Material for this exercise:
********************
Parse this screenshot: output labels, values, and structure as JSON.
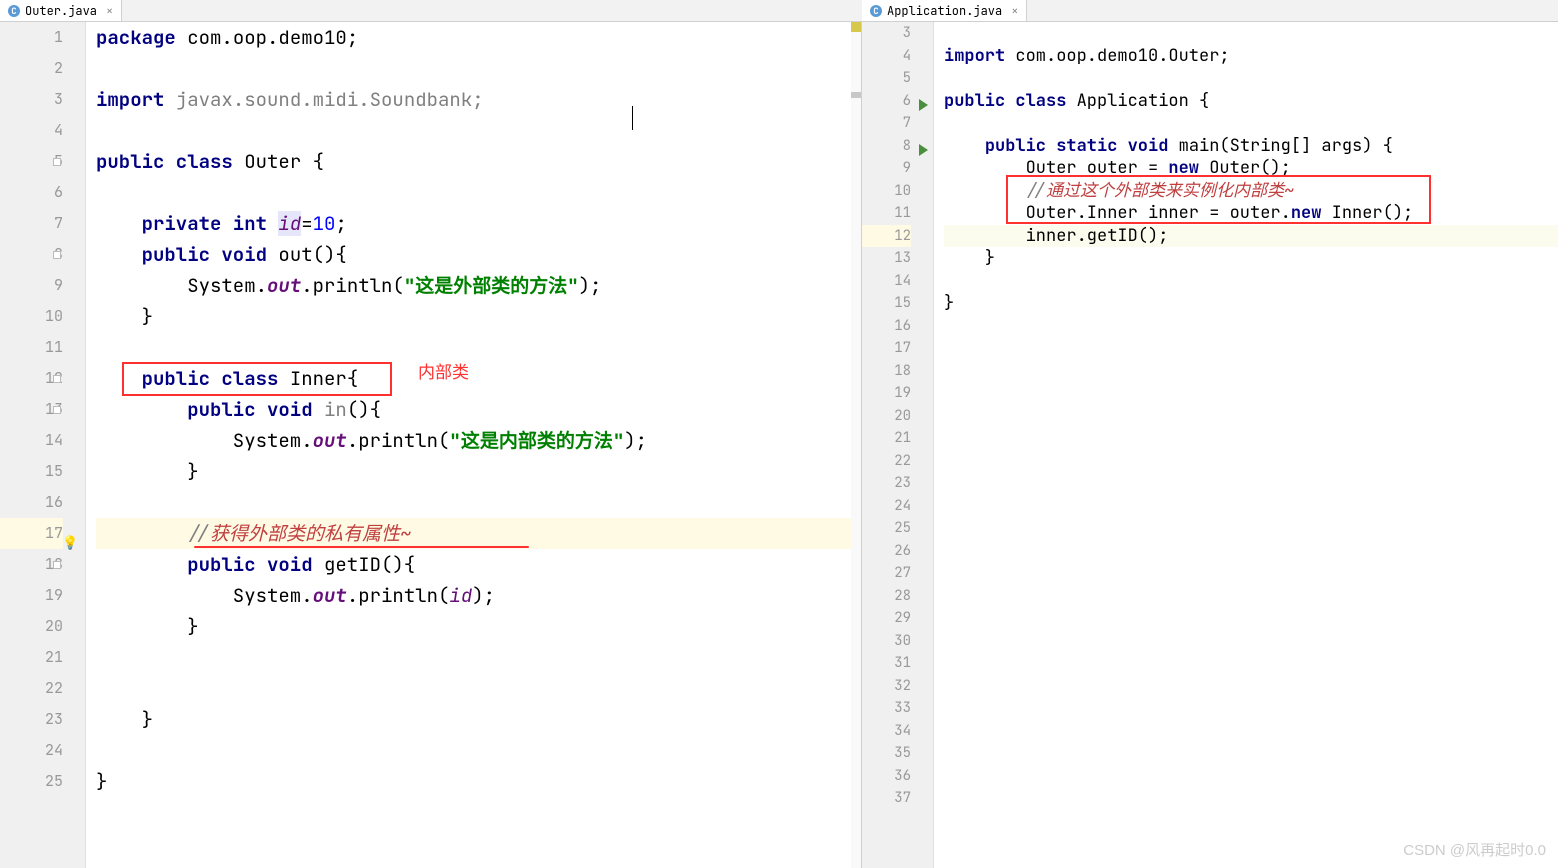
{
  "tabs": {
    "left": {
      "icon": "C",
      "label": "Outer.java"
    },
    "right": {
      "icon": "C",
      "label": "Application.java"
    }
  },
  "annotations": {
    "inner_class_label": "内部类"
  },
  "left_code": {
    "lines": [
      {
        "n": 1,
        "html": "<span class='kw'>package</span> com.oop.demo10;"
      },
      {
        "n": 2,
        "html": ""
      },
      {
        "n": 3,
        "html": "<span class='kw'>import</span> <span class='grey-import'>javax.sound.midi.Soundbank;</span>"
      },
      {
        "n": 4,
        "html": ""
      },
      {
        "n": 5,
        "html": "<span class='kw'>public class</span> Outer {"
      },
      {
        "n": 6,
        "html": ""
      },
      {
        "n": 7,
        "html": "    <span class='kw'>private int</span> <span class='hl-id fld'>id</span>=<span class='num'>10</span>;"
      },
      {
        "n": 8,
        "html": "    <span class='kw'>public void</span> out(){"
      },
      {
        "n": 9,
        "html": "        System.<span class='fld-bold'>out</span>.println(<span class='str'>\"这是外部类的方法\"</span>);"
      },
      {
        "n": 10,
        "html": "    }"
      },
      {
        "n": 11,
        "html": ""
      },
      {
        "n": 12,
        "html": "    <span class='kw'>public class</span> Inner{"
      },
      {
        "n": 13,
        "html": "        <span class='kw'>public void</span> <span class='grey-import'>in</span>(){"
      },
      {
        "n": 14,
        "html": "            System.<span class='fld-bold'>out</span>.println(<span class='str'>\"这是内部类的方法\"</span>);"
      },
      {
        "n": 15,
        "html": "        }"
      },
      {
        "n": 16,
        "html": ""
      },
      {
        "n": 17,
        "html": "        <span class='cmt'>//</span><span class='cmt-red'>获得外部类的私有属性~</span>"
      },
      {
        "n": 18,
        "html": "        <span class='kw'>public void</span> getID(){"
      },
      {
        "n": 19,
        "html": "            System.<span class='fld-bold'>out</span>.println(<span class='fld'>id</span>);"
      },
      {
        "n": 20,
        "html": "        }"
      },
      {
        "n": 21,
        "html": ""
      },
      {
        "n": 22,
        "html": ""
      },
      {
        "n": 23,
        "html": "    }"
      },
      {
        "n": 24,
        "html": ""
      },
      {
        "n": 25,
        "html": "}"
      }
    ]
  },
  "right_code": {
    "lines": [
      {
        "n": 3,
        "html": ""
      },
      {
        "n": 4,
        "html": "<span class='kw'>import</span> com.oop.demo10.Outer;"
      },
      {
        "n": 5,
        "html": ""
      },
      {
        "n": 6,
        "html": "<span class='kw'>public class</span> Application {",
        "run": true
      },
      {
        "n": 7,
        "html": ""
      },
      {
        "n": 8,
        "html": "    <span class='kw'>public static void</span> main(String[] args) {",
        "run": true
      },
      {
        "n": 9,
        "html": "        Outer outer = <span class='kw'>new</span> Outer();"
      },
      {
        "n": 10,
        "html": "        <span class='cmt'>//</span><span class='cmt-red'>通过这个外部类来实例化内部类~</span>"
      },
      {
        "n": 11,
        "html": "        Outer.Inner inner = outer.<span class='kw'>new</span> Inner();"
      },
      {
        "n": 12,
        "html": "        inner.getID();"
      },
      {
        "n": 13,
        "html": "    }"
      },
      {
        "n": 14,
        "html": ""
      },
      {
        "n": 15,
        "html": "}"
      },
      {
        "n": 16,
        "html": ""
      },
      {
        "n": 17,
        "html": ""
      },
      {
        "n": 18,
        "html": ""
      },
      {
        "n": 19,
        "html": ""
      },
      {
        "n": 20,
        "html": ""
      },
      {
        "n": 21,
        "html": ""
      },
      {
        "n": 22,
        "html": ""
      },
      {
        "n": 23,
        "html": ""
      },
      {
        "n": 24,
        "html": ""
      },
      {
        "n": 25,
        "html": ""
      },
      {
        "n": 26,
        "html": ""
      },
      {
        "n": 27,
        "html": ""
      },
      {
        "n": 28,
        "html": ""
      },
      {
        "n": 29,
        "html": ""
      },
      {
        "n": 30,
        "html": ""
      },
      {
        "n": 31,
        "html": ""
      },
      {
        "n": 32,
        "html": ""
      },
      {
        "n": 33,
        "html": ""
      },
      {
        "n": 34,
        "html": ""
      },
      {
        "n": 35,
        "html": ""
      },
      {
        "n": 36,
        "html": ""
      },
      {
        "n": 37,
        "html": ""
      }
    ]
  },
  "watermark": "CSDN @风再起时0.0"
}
********************
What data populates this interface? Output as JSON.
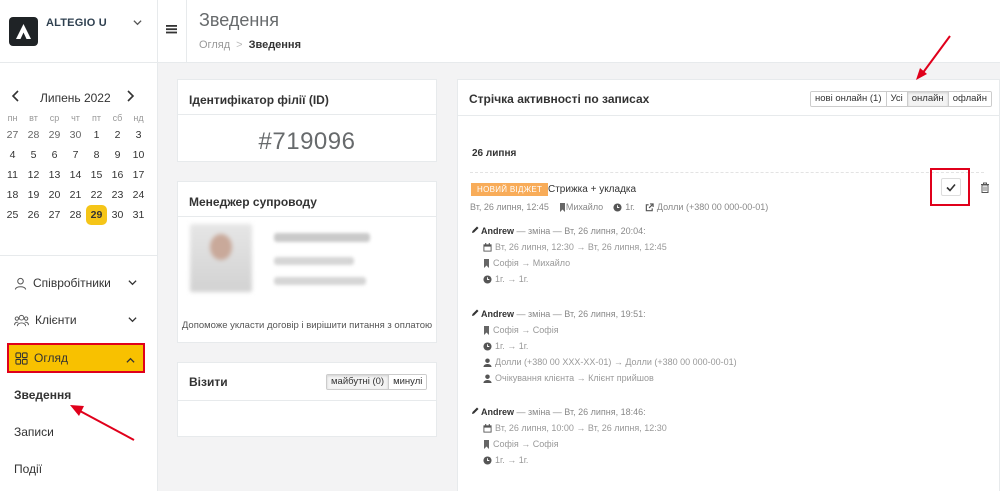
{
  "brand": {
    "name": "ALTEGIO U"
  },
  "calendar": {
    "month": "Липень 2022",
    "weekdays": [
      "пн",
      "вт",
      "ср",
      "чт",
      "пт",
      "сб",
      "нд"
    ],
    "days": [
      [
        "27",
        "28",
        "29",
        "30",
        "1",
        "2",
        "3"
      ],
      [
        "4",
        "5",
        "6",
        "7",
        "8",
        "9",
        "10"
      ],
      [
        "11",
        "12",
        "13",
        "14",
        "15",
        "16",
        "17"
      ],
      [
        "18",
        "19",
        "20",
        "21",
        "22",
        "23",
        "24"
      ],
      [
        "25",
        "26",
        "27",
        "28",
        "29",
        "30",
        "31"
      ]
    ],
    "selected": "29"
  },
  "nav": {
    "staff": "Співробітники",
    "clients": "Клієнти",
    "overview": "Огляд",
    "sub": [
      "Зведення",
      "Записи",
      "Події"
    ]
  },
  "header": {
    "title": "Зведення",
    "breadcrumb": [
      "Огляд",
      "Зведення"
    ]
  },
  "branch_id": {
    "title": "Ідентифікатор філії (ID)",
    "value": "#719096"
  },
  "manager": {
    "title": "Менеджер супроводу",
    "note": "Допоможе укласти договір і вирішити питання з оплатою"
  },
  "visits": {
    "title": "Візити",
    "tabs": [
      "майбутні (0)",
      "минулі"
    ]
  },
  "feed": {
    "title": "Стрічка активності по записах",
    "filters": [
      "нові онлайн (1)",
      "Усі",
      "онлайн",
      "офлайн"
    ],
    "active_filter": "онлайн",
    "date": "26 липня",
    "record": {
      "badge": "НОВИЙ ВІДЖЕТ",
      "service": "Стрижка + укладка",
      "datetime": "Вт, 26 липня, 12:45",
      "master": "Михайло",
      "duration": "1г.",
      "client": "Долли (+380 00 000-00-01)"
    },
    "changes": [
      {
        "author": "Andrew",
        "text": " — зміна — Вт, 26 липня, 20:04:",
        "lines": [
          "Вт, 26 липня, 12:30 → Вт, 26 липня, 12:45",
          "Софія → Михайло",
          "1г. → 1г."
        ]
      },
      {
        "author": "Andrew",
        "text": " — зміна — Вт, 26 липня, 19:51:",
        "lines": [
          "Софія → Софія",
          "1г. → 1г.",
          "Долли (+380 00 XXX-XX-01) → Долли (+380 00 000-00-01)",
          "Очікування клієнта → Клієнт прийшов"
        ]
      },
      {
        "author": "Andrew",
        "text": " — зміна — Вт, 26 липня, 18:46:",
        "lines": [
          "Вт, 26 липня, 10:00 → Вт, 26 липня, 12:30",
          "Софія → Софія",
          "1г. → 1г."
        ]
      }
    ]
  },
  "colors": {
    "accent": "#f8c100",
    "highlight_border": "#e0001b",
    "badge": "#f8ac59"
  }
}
********************
Exercise: Gather all lines with the string "import" from the data.

Solution for this exercise:
        "html": "<span class='kw'>import</span> <span class='grey-import'>javax.sound.midi.Soundbank;</span>"
        "html": "        <span class='kw'>public void</span> <span class='grey-import'>in</span>(){"
        "html": "<span class='kw'>import</span> com.oop.demo10.Outer;"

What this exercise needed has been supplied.